(Data entries)
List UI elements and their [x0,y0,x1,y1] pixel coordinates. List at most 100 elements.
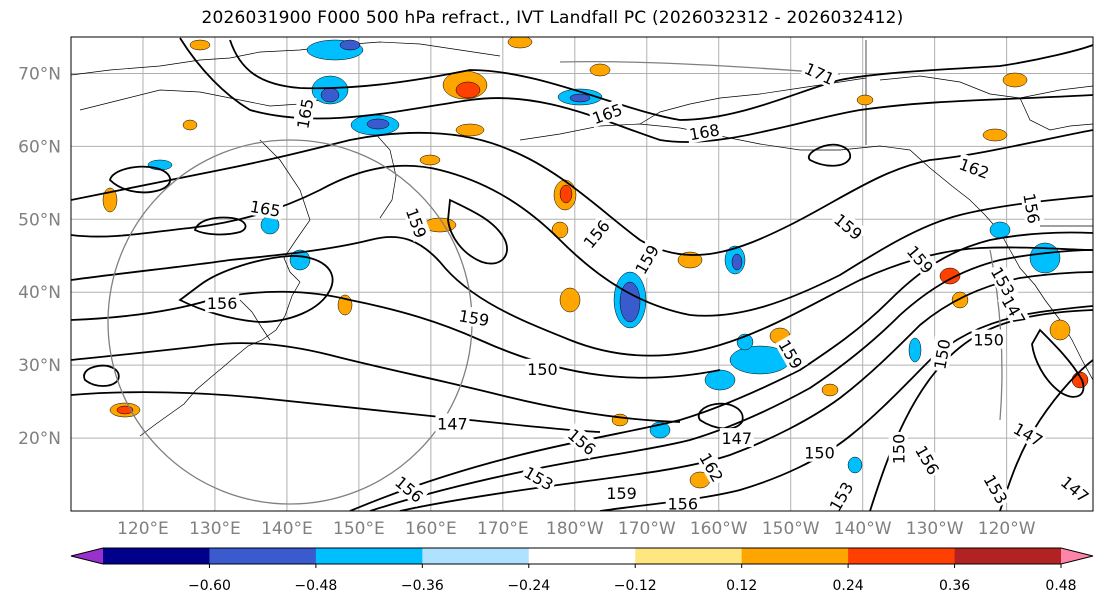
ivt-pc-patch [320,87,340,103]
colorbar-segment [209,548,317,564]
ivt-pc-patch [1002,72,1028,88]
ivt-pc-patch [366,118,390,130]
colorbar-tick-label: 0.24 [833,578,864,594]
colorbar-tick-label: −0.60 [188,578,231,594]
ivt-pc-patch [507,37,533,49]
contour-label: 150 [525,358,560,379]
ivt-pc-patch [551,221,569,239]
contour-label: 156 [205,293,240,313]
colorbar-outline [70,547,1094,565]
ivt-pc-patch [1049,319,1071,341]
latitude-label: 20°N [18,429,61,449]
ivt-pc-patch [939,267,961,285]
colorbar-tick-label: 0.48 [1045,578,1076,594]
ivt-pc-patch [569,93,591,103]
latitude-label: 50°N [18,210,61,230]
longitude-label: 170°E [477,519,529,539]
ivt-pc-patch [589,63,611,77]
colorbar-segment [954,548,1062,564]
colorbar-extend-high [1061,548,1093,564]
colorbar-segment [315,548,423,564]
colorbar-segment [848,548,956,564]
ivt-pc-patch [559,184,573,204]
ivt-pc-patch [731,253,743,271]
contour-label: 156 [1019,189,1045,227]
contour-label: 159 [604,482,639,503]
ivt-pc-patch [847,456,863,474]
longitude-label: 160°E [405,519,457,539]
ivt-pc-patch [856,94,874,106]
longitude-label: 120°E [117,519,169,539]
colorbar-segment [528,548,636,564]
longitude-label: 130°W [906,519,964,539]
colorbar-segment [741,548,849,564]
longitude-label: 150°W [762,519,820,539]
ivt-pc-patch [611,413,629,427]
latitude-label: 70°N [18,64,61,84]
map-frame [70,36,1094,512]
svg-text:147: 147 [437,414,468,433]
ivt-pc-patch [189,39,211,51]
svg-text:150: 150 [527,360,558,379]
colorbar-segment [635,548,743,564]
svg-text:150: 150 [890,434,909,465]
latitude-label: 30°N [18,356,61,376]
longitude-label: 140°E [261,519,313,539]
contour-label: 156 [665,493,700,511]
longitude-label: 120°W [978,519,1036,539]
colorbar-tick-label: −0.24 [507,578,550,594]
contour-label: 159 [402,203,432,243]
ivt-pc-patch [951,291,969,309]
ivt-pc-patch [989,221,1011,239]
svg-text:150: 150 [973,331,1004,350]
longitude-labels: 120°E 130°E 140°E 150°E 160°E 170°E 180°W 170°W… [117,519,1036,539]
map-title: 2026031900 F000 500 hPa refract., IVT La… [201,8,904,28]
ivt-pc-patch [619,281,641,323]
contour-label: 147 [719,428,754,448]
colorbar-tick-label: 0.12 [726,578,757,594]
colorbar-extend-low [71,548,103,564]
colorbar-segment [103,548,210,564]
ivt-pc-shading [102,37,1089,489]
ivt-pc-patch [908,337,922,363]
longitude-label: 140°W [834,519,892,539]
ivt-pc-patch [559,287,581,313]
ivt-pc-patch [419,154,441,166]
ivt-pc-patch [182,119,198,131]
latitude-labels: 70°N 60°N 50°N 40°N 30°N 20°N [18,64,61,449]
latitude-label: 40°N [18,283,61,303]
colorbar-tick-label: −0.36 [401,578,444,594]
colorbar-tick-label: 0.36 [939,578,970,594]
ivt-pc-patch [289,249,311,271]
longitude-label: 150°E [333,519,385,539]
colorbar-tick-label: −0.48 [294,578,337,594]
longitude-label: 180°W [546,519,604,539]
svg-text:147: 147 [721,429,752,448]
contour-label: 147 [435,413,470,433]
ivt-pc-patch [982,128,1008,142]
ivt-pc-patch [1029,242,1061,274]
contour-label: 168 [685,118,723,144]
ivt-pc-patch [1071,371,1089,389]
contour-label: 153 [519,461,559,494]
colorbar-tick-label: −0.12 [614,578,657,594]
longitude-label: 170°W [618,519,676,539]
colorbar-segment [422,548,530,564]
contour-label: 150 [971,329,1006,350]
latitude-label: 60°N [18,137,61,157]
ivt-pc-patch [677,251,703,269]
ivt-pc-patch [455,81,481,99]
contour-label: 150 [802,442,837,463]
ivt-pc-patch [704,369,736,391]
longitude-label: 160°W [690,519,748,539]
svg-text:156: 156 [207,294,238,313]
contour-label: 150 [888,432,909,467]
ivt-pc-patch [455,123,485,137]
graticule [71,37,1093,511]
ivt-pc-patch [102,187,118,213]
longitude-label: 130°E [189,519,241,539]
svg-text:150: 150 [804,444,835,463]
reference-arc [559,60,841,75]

==

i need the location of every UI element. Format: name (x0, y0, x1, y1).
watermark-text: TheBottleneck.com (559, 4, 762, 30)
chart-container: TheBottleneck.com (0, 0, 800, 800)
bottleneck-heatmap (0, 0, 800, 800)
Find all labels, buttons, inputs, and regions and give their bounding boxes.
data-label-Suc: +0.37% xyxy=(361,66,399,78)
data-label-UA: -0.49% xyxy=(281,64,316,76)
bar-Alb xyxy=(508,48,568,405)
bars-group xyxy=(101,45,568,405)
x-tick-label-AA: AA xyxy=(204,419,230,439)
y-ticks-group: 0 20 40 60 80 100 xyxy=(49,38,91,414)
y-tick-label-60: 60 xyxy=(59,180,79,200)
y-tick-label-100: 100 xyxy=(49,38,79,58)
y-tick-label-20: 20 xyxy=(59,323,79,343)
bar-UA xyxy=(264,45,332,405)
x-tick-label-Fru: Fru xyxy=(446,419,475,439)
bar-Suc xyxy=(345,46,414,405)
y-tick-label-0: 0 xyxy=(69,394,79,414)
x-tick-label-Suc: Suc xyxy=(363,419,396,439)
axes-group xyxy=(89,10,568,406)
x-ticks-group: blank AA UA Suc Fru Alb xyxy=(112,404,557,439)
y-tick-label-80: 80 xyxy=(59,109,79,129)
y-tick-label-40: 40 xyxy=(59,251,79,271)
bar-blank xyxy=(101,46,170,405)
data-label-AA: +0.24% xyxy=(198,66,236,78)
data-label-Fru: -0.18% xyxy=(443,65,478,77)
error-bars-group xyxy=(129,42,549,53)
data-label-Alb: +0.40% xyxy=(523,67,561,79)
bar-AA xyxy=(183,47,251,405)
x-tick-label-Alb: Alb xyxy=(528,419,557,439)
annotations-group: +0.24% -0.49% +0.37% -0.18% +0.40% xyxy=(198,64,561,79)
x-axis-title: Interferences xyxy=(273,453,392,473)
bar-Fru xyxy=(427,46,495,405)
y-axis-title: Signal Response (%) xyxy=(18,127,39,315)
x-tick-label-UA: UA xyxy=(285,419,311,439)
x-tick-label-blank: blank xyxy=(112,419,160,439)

| Given request |
Copy out the items from the line containing "ivt-pc-patch [320,87,340,103]" through the line containing "contour-label: 156 [1019,189,1045,227]", keeping each line unchanged.

| The output |
ivt-pc-patch [320,87,340,103]
colorbar-segment [209,548,317,564]
ivt-pc-patch [1002,72,1028,88]
ivt-pc-patch [366,118,390,130]
colorbar-tick-label: 0.24 [833,578,864,594]
colorbar-tick-label: −0.60 [188,578,231,594]
ivt-pc-patch [507,37,533,49]
contour-label: 150 [525,358,560,379]
ivt-pc-patch [551,221,569,239]
contour-label: 156 [205,293,240,313]
colorbar-outline [70,547,1094,565]
ivt-pc-patch [1049,319,1071,341]
latitude-label: 20°N [18,429,61,449]
ivt-pc-patch [939,267,961,285]
colorbar-tick-label: 0.48 [1045,578,1076,594]
ivt-pc-patch [569,93,591,103]
latitude-label: 50°N [18,210,61,230]
longitude-label: 170°E [477,519,529,539]
ivt-pc-patch [589,63,611,77]
colorbar-segment [954,548,1062,564]
colorbar-extend-high [1061,548,1093,564]
colorbar-segment [315,548,423,564]
colorbar-segment [848,548,956,564]
ivt-pc-patch [559,184,573,204]
ivt-pc-patch [731,253,743,271]
contour-label: 156 [1019,189,1045,227]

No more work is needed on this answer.